Output every record word for word.

[Start Stored records]

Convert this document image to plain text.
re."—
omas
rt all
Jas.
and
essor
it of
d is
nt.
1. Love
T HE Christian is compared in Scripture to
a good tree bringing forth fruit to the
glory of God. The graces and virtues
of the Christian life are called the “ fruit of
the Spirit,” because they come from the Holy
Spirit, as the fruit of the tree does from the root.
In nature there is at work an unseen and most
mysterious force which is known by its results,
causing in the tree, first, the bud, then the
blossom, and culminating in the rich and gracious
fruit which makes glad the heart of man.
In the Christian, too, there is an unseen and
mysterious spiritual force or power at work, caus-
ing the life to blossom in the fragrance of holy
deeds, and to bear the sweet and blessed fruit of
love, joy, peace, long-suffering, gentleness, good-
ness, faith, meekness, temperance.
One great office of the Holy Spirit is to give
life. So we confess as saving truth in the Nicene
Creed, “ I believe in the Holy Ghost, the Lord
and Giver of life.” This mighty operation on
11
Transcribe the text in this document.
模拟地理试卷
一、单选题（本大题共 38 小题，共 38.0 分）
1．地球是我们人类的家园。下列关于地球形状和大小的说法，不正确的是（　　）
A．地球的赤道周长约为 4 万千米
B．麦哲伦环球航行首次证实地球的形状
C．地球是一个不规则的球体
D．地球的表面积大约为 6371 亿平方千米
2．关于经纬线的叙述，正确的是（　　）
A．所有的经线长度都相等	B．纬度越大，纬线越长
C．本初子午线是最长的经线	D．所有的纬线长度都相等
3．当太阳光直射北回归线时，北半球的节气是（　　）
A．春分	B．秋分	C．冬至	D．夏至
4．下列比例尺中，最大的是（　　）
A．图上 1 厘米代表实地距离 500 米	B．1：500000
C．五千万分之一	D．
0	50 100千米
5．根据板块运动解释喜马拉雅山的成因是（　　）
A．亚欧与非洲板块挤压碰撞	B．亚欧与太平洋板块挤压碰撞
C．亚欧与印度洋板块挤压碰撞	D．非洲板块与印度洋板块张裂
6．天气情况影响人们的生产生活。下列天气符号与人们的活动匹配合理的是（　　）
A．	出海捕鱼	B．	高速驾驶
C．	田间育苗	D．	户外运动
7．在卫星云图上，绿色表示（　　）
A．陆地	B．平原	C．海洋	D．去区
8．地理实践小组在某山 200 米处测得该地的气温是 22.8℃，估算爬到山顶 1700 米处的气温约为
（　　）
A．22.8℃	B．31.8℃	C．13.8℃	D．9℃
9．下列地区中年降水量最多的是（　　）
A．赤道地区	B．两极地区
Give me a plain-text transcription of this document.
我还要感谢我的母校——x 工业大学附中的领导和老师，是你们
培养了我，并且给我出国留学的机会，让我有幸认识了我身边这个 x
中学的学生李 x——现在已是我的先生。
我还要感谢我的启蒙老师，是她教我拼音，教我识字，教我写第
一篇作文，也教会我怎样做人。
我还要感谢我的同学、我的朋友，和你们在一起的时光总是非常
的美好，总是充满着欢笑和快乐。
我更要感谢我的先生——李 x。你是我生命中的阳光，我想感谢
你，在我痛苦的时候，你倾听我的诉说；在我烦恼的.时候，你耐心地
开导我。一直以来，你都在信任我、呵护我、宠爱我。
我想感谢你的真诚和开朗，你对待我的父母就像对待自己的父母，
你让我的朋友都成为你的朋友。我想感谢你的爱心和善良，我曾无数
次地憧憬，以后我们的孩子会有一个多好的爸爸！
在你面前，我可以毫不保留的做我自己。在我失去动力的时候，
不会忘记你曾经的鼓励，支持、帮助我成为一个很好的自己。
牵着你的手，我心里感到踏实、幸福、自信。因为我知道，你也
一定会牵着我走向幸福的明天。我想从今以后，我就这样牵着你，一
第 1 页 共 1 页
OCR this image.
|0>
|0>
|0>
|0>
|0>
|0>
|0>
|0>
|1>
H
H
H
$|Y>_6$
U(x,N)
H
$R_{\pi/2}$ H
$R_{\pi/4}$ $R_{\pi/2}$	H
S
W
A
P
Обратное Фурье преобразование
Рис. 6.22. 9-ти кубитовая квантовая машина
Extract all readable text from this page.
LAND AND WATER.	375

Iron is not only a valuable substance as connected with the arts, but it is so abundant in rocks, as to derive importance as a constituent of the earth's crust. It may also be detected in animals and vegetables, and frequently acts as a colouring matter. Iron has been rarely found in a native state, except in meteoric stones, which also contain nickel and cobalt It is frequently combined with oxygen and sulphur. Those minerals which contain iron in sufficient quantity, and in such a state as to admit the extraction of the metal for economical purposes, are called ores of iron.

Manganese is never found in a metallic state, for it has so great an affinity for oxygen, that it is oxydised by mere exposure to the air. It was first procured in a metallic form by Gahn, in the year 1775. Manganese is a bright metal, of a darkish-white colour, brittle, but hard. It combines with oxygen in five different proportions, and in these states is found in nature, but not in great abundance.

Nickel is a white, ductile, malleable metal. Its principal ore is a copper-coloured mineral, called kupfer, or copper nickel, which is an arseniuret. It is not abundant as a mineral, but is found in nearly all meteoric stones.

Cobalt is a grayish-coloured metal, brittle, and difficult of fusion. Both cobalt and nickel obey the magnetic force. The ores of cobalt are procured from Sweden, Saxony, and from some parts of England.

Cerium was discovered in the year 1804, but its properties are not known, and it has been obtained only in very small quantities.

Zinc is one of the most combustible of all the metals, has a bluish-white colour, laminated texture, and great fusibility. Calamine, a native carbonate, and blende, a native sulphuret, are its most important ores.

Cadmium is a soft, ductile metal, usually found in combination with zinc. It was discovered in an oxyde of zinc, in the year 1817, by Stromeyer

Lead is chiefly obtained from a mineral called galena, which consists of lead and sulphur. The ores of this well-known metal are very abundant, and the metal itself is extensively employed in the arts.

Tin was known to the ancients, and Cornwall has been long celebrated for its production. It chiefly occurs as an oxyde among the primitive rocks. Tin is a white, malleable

[End Stored records]

Solved problem →
Convert this document image to plain text.
re."—
omas
rt all
Jas.
and
essor
it of
d is
nt.
1. Love
T HE Christian is compared in Scripture to
a good tree bringing forth fruit to the
glory of God. The graces and virtues
of the Christian life are called the “ fruit of
the Spirit,” because they come from the Holy
Spirit, as the fruit of the tree does from the root.
In nature there is at work an unseen and most
mysterious force which is known by its results,
causing in the tree, first, the bud, then the
blossom, and culminating in the rich and gracious
fruit which makes glad the heart of man.
In the Christian, too, there is an unseen and
mysterious spiritual force or power at work, caus-
ing the life to blossom in the fragrance of holy
deeds, and to bear the sweet and blessed fruit of
love, joy, peace, long-suffering, gentleness, good-
ness, faith, meekness, temperance.
One great office of the Holy Spirit is to give
life. So we confess as saving truth in the Nicene
Creed, “ I believe in the Holy Ghost, the Lord
and Giver of life.” This mighty operation on
11
Transcribe the text in this document.
模拟地理试卷
一、单选题（本大题共 38 小题，共 38.0 分）
1．地球是我们人类的家园。下列关于地球形状和大小的说法，不正确的是（　　）
A．地球的赤道周长约为 4 万千米
B．麦哲伦环球航行首次证实地球的形状
C．地球是一个不规则的球体
D．地球的表面积大约为 6371 亿平方千米
2．关于经纬线的叙述，正确的是（　　）
A．所有的经线长度都相等	B．纬度越大，纬线越长
C．本初子午线是最长的经线	D．所有的纬线长度都相等
3．当太阳光直射北回归线时，北半球的节气是（　　）
A．春分	B．秋分	C．冬至	D．夏至
4．下列比例尺中，最大的是（　　）
A．图上 1 厘米代表实地距离 500 米	B．1：500000
C．五千万分之一	D．
0	50 100千米
5．根据板块运动解释喜马拉雅山的成因是（　　）
A．亚欧与非洲板块挤压碰撞	B．亚欧与太平洋板块挤压碰撞
C．亚欧与印度洋板块挤压碰撞	D．非洲板块与印度洋板块张裂
6．天气情况影响人们的生产生活。下列天气符号与人们的活动匹配合理的是（　　）
A．	出海捕鱼	B．	高速驾驶
C．	田间育苗	D．	户外运动
7．在卫星云图上，绿色表示（　　）
A．陆地	B．平原	C．海洋	D．去区
8．地理实践小组在某山 200 米处测得该地的气温是 22.8℃，估算爬到山顶 1700 米处的气温约为
（　　）
A．22.8℃	B．31.8℃	C．13.8℃	D．9℃
9．下列地区中年降水量最多的是（　　）
A．赤道地区	B．两极地区
Give me a plain-text transcription of this document.
我还要感谢我的母校——x 工业大学附中的领导和老师，是你们
培养了我，并且给我出国留学的机会，让我有幸认识了我身边这个 x
中学的学生李 x——现在已是我的先生。
我还要感谢我的启蒙老师，是她教我拼音，教我识字，教我写第
一篇作文，也教会我怎样做人。
我还要感谢我的同学、我的朋友，和你们在一起的时光总是非常
的美好，总是充满着欢笑和快乐。
我更要感谢我的先生——李 x。你是我生命中的阳光，我想感谢
你，在我痛苦的时候，你倾听我的诉说；在我烦恼的.时候，你耐心地
开导我。一直以来，你都在信任我、呵护我、宠爱我。
我想感谢你的真诚和开朗，你对待我的父母就像对待自己的父母，
你让我的朋友都成为你的朋友。我想感谢你的爱心和善良，我曾无数
次地憧憬，以后我们的孩子会有一个多好的爸爸！
在你面前，我可以毫不保留的做我自己。在我失去动力的时候，
不会忘记你曾经的鼓励，支持、帮助我成为一个很好的自己。
牵着你的手，我心里感到踏实、幸福、自信。因为我知道，你也
一定会牵着我走向幸福的明天。我想从今以后，我就这样牵着你，一
第 1 页 共 1 页
OCR this image.
|0>
|0>
|0>
|0>
|0>
|0>
|0>
|0>
|1>
H
H
H
$|Y>_6$
U(x,N)
H
$R_{\pi/2}$ H
$R_{\pi/4}$ $R_{\pi/2}$	H
S
W
A
P
Обратное Фурье преобразование
Рис. 6.22. 9-ти кубитовая квантовая машина
Extract all readable text from this page.
LAND AND WATER.	375

Iron is not only a valuable substance as connected with the arts, but it is so abundant in rocks, as to derive importance as a constituent of the earth's crust. It may also be detected in animals and vegetables, and frequently acts as a colouring matter. Iron has been rarely found in a native state, except in meteoric stones, which also contain nickel and cobalt It is frequently combined with oxygen and sulphur. Those minerals which contain iron in sufficient quantity, and in such a state as to admit the extraction of the metal for economical purposes, are called ores of iron.

Manganese is never found in a metallic state, for it has so great an affinity for oxygen, that it is oxydised by mere exposure to the air. It was first procured in a metallic form by Gahn, in the year 1775. Manganese is a bright metal, of a darkish-white colour, brittle, but hard. It combines with oxygen in five different proportions, and in these states is found in nature, but not in great abundance.

Nickel is a white, ductile, malleable metal. Its principal ore is a copper-coloured mineral, called kupfer, or copper nickel, which is an arseniuret. It is not abundant as a mineral, but is found in nearly all meteoric stones.

Cobalt is a grayish-coloured metal, brittle, and difficult of fusion. Both cobalt and nickel obey the magnetic force. The ores of cobalt are procured from Sweden, Saxony, and from some parts of England.

Cerium was discovered in the year 1804, but its properties are not known, and it has been obtained only in very small quantities.

Zinc is one of the most combustible of all the metals, has a bluish-white colour, laminated texture, and great fusibility. Calamine, a native carbonate, and blende, a native sulphuret, are its most important ores.

Cadmium is a soft, ductile metal, usually found in combination with zinc. It was discovered in an oxyde of zinc, in the year 1817, by Stromeyer

Lead is chiefly obtained from a mineral called galena, which consists of lead and sulphur. The ores of this well-known metal are very abundant, and the metal itself is extensively employed in the arts.

Tin was known to the ancients, and Cornwall has been long celebrated for its production. It chiefly occurs as an oxyde among the primitive rocks. Tin is a white, malleable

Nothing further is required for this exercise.